Pick out each line with the word "some" from the material that follows.

┌────────

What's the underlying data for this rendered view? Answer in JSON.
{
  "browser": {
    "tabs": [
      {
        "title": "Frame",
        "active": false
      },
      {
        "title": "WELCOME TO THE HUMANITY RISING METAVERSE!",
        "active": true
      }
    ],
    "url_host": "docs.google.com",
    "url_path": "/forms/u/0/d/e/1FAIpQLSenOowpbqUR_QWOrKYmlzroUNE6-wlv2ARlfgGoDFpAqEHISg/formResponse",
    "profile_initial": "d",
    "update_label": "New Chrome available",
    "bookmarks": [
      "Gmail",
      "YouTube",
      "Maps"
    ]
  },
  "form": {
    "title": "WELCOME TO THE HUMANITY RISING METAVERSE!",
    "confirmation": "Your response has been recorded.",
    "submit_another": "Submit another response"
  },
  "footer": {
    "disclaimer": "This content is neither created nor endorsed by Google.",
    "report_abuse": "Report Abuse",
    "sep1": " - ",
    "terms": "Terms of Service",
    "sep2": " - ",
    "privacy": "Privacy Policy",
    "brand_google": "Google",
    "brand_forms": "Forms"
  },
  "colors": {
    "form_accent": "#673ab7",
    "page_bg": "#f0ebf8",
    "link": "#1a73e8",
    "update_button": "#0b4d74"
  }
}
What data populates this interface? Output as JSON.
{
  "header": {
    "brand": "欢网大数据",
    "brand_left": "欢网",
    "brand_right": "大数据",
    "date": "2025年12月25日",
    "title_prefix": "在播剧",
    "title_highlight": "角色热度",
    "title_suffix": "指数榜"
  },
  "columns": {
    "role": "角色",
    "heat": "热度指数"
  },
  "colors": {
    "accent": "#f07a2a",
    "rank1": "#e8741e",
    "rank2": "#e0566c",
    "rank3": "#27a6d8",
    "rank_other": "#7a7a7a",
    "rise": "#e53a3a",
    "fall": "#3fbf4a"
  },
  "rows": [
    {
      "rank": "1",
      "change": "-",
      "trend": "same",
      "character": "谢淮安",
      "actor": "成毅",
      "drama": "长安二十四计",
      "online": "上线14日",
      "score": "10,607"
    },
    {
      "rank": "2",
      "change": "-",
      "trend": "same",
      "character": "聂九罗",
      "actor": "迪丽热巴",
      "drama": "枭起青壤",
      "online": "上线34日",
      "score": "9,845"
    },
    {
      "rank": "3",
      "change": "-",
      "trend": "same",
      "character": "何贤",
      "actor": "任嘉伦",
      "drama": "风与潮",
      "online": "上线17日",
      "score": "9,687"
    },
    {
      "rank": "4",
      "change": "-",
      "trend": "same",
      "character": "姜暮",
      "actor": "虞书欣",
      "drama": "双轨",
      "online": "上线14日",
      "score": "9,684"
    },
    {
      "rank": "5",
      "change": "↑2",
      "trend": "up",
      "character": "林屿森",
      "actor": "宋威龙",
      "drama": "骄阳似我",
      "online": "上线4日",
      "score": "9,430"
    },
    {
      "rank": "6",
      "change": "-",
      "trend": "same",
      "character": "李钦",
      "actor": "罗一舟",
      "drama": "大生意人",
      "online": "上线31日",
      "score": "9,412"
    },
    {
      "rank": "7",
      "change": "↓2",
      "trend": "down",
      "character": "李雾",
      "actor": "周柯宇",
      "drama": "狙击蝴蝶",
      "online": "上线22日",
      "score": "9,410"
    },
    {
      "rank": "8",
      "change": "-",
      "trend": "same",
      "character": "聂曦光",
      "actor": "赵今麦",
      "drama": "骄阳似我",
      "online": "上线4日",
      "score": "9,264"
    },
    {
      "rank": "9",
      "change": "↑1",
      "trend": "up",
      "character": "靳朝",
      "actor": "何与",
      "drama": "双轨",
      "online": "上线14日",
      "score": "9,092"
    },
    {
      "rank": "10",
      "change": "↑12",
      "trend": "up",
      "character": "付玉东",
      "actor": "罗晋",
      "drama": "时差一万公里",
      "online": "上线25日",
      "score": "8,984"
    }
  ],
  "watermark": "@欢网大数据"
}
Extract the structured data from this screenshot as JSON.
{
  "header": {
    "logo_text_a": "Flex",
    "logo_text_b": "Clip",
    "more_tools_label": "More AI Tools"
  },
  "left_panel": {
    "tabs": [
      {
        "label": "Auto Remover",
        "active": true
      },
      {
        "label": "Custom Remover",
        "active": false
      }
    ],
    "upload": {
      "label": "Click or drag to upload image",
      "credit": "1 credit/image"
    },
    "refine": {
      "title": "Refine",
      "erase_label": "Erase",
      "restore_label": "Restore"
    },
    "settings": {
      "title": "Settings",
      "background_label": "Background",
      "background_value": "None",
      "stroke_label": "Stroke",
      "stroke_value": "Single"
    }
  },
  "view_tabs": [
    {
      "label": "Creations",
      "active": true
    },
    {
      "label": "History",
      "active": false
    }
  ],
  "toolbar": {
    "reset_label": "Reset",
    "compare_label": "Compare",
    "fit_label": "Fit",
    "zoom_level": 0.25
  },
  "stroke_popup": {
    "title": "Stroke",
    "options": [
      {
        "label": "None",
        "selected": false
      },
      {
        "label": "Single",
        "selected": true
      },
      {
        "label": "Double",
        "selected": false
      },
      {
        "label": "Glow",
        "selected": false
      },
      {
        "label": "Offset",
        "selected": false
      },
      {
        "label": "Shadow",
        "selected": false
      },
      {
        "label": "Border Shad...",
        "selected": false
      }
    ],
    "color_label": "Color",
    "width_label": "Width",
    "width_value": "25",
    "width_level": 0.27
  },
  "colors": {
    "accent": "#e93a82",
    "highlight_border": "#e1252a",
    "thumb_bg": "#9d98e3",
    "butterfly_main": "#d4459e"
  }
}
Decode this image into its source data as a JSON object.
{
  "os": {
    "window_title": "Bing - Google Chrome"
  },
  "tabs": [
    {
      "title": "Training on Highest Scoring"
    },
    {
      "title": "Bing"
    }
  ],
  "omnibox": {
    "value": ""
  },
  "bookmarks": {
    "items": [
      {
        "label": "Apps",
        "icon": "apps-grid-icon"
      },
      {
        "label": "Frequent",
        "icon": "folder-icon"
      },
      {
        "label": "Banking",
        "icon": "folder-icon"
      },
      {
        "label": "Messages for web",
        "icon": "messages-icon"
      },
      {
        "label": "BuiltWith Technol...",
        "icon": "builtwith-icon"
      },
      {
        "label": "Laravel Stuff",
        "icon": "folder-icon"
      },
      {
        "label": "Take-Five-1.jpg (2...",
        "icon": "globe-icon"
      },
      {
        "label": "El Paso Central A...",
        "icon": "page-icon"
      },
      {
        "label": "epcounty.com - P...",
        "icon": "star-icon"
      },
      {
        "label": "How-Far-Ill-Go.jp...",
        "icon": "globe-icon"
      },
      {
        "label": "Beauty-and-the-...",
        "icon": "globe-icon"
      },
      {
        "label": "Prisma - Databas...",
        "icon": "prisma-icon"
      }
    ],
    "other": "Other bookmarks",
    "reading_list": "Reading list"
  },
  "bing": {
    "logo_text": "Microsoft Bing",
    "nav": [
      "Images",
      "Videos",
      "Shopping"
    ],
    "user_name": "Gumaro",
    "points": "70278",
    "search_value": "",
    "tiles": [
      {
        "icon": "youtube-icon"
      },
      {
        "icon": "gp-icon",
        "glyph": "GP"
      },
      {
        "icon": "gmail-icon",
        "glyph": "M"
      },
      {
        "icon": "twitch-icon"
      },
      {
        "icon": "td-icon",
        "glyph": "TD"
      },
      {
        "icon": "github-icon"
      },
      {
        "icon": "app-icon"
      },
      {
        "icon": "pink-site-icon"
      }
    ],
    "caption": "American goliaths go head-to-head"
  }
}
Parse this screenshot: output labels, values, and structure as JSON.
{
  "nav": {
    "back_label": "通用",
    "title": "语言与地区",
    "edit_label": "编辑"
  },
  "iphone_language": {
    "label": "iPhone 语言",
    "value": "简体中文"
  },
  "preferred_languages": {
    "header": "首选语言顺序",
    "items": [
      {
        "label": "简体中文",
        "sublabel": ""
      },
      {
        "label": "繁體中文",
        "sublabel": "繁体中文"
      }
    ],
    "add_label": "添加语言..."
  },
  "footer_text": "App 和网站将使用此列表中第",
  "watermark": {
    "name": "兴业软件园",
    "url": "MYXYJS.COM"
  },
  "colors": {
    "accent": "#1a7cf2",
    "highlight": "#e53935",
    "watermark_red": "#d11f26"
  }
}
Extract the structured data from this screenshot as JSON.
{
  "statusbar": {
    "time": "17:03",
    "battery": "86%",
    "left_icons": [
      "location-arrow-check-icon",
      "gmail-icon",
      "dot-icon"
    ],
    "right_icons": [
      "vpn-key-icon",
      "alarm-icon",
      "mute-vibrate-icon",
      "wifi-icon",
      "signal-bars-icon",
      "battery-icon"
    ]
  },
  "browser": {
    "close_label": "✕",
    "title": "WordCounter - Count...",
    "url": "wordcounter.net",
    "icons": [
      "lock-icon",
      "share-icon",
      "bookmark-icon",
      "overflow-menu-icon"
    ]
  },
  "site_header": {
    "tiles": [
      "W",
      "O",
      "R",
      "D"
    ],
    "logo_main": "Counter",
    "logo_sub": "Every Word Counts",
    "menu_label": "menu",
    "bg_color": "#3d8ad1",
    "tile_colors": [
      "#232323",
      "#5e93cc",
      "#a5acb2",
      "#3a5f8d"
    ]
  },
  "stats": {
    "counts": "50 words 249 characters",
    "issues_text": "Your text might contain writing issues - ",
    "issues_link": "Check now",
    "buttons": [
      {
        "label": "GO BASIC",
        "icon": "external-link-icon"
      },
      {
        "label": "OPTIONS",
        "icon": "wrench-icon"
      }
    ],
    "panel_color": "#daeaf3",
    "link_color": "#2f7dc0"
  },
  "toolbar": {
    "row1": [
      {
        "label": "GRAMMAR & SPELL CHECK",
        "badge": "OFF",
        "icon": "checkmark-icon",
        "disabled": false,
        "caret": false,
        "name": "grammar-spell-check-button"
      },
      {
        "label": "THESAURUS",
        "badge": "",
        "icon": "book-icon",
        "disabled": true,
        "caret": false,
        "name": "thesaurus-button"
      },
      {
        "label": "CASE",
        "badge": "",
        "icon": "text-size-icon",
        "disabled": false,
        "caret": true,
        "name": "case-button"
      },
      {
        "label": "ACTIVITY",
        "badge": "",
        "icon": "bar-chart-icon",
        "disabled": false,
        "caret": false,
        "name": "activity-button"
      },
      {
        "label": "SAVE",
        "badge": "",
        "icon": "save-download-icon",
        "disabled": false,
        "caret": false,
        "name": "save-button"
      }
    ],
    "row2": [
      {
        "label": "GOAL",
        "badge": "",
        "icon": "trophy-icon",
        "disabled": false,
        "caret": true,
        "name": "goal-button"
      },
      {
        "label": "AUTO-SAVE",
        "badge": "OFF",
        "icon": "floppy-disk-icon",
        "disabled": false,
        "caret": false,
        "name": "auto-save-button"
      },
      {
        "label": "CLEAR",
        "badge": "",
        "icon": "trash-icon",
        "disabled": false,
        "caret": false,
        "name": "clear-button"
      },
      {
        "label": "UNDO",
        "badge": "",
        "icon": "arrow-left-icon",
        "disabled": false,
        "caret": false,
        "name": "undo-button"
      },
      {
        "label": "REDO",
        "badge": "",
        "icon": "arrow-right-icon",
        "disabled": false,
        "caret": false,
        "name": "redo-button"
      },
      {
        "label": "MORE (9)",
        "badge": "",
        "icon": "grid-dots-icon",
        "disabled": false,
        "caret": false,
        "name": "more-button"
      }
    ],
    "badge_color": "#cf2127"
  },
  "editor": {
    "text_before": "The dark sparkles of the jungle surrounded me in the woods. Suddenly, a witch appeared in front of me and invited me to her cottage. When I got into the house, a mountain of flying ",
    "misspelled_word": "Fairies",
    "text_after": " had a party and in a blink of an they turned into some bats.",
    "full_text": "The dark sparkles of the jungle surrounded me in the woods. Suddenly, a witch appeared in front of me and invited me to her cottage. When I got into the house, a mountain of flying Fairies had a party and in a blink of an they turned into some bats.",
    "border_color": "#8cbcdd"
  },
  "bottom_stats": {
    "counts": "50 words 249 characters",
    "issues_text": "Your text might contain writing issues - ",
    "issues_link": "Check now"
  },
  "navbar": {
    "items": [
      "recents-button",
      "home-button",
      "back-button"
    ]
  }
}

└────────

# Written answer:
    "text_after": " had a party and in a blink of an they turned into some bats.",
    "full_text": "The dark sparkles of the jungle surrounded me in the woods. Suddenly, a witch appeared in front of me and invited me to her cottage. When I got into the house, a mountain of flying Fairies had a party and in a blink of an they turned into some bats.",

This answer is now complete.